§ Teks yang Diberikan:
Secara narasi, sering dipakai kata-kata dianjurkan atau diimbau. Namun, pada praktiknya kata-kata itu menjadi dorongan untuk wajib menggunakannya.
Menurut Eka, sekarang sebagian besar siswa non-Muslim (dari total 23 siswa non-Muslim perempuan) di SMK 2 Padang sudah menanggalkan jilbab. Namun, beberapa yang lainnya masih takut-takut menanggalkan jilbab karena menjadi pusat perhatian siswa lainnya dan tidak percaya diri.
”Mungkin siswa yang lain belum terbiasa (melihat temannya tidak berjilbab), masih merasa aneh. Kalau mereka sudah terbiasa, tidak akan begitu lagi. Namun, terkadang teman-teman saya (yang non-Muslim) masih tidak percaya diri,” kata Eka.
KOMPAS/YOLA SASTRA
Sejumlah siswa Protestan yang mengikuti aturan berjilbab di SMK 2 Padang menceritakan pengalaman dan perasaannya saat diminta berjilbab di sekolah, Padang, Sumatera Barat, Senin (25/1/2021). Meskipun mengaku sudah terbiasa dan tidak lagi terpaksa, mereka sebenarnya lebih nyaman ke sekolah tanpa jilbab.
Santa Lastri Ivo, siswa kelas IX SMP 13 Padang, juga kecewa dengan pencabutan SKB tiga menteri tersebut. ”Pasti ada rasa kecewa dengan dicabutnya SKB itu. Namun, kalau kebijakannya sudah begitu, tidak apa-apalah, dimaklumi juga karena sudah terbiasa pakai pakaian agama (Islam),” tuturnya.
Ivo menjelaskan, sekolahnya tidak mewajibkan siswa non-Muslim berjilbab. Namun, karena sudah terbiasa berjilbab sejak SD dan agak risih jika tidak berjilbab sendiri, Ivo yang menganut Katolik tetap berjilbab ke sekolah.
Dilanjutkannya, sejak terbit SKB tiga menteri tentang seragam sekolah, adik-adik kelas Ivo sudah banyak yang mulai melepaskan jilbab. Banyak orangtua siswa non-Muslim merasa anaknya tidak perlu pakai jilbab. Namun, Ivo dan teman-teman seangkatannya belum melepaskan jilbab.
”Sekarang masih pakai untuk menghargai teman-teman. Teman-teman selama ini melihat saya pakai jilbab. Aneh apabila tiba-tiba mereka melihat saya buka jilbab. Namun, ke depan ada rencana buka jilbab pas masuk SMA. Di awal masuk SMA, ada teman-teman baru, jadi bisa membiasakan diri tidak pakai jilbab,” tutur Ivo.

§ Informasi yang Diberikan:
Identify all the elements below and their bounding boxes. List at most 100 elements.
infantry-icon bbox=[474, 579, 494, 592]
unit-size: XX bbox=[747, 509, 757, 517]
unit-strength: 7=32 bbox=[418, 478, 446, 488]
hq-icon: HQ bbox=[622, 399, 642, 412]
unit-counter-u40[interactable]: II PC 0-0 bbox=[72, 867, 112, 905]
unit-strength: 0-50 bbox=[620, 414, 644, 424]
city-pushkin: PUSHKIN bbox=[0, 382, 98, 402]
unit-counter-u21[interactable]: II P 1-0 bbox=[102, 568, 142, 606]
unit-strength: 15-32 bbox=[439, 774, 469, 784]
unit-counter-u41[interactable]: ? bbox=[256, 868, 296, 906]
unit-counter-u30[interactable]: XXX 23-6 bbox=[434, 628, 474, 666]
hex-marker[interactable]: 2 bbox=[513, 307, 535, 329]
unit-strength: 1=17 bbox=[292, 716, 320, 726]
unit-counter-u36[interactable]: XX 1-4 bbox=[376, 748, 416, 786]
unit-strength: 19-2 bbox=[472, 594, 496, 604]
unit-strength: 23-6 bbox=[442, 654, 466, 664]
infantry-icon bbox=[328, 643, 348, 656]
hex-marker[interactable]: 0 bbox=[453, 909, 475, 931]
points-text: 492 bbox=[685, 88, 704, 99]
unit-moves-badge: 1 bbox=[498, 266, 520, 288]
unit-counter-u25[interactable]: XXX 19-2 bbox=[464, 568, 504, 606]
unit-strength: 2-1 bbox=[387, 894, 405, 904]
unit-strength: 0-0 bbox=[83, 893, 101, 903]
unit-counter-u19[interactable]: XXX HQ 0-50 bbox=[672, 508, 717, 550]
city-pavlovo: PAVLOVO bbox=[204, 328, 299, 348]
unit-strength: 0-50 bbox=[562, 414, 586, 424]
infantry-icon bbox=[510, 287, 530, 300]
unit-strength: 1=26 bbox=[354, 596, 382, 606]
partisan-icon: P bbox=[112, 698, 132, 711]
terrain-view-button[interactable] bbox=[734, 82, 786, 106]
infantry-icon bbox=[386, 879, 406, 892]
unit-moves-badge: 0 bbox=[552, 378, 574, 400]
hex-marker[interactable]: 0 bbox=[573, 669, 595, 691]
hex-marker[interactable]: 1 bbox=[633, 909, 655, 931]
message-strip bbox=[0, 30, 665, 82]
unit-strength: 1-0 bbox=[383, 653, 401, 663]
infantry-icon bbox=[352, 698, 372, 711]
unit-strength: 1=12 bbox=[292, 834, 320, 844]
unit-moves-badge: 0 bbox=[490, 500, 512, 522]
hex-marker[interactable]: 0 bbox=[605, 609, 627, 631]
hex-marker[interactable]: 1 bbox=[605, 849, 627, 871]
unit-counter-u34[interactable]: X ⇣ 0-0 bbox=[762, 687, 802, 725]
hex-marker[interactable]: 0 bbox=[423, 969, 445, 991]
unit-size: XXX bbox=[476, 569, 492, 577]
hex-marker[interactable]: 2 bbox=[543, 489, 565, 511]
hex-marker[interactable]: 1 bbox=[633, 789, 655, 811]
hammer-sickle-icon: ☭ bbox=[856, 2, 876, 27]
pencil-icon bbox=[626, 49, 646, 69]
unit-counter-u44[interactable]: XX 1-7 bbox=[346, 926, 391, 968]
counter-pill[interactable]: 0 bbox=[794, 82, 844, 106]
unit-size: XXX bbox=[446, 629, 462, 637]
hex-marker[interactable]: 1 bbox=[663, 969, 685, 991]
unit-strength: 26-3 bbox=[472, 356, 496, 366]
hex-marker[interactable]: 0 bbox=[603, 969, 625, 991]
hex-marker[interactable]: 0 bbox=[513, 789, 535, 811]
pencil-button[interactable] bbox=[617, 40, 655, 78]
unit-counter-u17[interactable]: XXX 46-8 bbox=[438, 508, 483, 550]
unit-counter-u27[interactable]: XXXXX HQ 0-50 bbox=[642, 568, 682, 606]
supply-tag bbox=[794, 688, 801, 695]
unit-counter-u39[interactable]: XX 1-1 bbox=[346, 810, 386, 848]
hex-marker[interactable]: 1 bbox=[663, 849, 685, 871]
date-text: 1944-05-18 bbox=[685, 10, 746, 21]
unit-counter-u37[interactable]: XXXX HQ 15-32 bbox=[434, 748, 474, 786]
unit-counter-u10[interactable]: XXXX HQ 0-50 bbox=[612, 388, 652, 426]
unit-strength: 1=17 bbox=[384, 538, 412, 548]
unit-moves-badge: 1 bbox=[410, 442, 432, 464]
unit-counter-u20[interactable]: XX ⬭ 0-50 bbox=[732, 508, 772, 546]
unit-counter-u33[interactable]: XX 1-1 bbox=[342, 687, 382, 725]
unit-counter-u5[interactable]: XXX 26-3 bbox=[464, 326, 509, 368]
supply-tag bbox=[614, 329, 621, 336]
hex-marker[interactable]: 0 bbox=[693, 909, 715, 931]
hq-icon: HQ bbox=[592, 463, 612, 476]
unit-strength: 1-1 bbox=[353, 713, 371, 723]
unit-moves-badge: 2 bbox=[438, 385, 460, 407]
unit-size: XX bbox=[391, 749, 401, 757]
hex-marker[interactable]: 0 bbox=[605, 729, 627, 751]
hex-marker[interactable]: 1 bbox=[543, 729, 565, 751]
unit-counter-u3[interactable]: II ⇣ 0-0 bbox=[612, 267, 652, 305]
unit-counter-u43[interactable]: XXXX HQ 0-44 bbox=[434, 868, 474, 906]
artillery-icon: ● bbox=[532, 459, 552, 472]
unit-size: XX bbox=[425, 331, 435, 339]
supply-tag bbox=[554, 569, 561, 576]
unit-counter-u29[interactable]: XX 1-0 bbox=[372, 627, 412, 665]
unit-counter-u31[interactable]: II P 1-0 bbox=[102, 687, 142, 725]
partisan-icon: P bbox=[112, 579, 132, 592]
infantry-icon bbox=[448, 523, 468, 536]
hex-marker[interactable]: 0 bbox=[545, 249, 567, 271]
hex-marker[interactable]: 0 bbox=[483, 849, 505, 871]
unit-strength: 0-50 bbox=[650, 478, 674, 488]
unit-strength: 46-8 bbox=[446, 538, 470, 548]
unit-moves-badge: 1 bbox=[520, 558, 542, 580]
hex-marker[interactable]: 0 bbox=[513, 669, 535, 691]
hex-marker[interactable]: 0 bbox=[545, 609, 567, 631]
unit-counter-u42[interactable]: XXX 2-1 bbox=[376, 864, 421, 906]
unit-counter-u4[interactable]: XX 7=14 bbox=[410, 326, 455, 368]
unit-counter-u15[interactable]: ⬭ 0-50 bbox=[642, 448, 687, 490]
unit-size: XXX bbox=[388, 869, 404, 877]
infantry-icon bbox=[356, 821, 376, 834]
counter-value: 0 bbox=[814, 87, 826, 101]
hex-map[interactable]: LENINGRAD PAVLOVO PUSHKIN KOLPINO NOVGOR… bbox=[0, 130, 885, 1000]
==
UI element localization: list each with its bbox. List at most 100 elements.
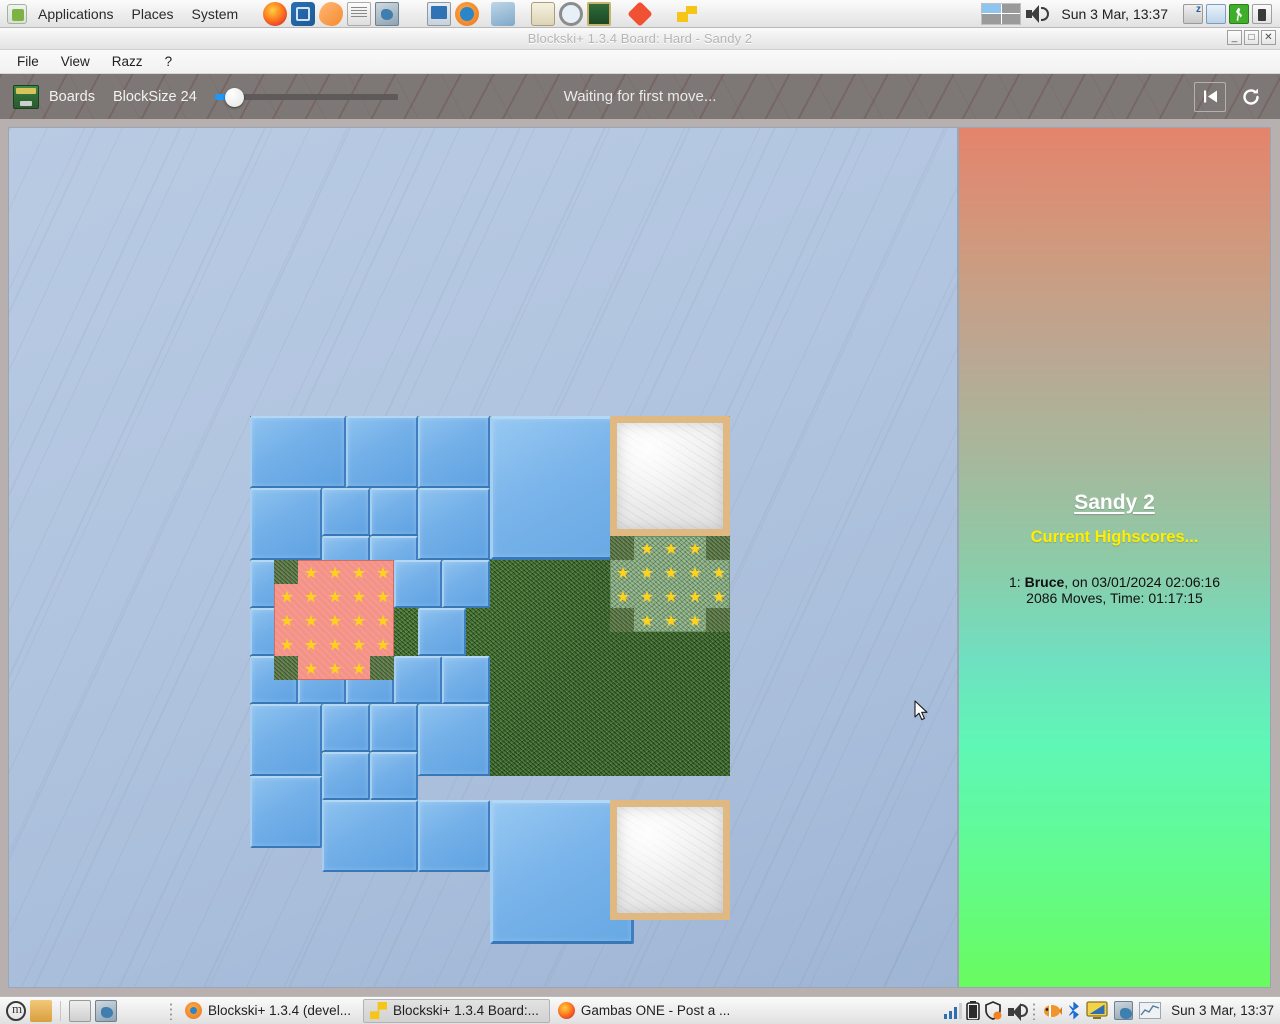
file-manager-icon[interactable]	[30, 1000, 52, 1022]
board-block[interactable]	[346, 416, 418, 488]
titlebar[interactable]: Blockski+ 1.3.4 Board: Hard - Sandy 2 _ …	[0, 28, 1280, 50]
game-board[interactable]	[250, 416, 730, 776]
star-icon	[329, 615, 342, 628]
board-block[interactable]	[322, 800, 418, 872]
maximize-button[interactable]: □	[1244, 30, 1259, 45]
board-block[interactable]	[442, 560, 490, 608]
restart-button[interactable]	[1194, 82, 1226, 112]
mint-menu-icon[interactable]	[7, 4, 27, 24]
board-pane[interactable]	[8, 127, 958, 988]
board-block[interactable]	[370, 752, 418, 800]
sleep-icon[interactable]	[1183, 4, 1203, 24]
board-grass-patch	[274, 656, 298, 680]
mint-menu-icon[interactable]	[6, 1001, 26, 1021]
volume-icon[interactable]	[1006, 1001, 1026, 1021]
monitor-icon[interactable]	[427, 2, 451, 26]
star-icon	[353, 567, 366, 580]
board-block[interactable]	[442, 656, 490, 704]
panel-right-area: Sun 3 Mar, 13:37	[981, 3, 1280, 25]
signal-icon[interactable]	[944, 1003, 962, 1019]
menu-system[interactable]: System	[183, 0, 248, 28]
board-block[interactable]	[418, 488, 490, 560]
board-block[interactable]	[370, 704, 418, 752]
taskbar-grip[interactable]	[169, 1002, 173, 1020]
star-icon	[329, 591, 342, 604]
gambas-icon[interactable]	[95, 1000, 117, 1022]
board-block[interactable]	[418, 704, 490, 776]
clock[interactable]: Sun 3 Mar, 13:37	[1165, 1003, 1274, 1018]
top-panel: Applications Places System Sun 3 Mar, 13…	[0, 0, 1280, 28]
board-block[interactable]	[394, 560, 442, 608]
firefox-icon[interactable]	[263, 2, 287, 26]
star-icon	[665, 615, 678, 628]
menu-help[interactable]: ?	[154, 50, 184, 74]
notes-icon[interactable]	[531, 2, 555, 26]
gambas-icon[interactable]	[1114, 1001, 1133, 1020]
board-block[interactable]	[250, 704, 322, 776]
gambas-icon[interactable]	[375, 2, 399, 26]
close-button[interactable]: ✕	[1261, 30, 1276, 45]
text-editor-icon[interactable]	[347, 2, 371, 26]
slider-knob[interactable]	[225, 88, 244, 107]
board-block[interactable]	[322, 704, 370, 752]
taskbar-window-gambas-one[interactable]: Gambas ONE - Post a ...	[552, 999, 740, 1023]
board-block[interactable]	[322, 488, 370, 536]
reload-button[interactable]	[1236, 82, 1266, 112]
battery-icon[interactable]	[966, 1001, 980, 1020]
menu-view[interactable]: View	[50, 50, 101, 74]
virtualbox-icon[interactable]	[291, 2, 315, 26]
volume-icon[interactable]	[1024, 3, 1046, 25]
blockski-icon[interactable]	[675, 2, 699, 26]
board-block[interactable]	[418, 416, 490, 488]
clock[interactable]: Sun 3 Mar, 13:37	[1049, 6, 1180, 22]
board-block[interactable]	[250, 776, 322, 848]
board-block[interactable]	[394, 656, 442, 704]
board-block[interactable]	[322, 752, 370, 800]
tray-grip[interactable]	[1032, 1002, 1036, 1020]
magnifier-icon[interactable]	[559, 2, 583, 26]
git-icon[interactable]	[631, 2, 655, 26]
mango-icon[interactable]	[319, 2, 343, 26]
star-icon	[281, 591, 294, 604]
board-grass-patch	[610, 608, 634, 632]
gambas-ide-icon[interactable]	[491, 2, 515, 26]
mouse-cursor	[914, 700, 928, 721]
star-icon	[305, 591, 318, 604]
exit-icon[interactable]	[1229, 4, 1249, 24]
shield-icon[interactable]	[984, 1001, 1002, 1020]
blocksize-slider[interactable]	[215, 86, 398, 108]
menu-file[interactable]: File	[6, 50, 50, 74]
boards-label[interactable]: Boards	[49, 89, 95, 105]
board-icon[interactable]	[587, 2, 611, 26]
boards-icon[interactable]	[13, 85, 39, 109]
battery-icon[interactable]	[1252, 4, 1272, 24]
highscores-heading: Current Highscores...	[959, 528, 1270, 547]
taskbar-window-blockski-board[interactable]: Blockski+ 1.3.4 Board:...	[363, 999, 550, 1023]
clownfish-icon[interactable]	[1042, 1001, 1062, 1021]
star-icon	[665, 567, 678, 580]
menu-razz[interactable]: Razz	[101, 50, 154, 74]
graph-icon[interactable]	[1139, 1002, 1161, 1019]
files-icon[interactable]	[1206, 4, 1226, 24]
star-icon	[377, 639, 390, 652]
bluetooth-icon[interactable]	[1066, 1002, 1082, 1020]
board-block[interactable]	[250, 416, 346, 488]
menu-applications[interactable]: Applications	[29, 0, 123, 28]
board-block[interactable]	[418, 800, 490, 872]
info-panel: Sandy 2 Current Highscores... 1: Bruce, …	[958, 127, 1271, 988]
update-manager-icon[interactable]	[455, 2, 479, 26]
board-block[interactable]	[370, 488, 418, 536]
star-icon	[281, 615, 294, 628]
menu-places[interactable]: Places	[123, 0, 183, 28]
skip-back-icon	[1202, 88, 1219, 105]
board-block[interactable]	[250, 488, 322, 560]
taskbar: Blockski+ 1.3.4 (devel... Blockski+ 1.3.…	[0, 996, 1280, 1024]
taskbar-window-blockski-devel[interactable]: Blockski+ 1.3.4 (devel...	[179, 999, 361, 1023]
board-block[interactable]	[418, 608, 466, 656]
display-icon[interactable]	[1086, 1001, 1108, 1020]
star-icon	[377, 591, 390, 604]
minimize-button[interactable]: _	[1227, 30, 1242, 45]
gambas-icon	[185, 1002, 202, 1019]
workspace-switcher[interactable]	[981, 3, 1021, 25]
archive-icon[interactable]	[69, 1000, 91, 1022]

§ Yang Perlu Dikerjakan:
Bagaimana bunyi bagian teks tentang jilbab di sekolah yang dibuka dengan kata-kata berisi "Secara narasi, sering" dan ditutup dengan "tidak percaya diri." jika "dianjurkan" ditukar dengan "disarankan"? Item-item tersebut merupakan materi tersendiri yang terpisah dari teks.

§ Hasil:
Secara narasi, sering dipakai kata-kata disarankan atau diimbau. Namun, pada praktiknya kata-kata itu menjadi dorongan untuk wajib menggunakannya.
Menurut Eka, sekarang sebagian besar siswa non-Muslim (dari total 23 siswa non-Muslim perempuan) di SMK 2 Padang sudah menanggalkan jilbab. Namun, beberapa yang lainnya masih takut-takut menanggalkan jilbab karena menjadi pusat perhatian siswa lainnya dan tidak percaya diri.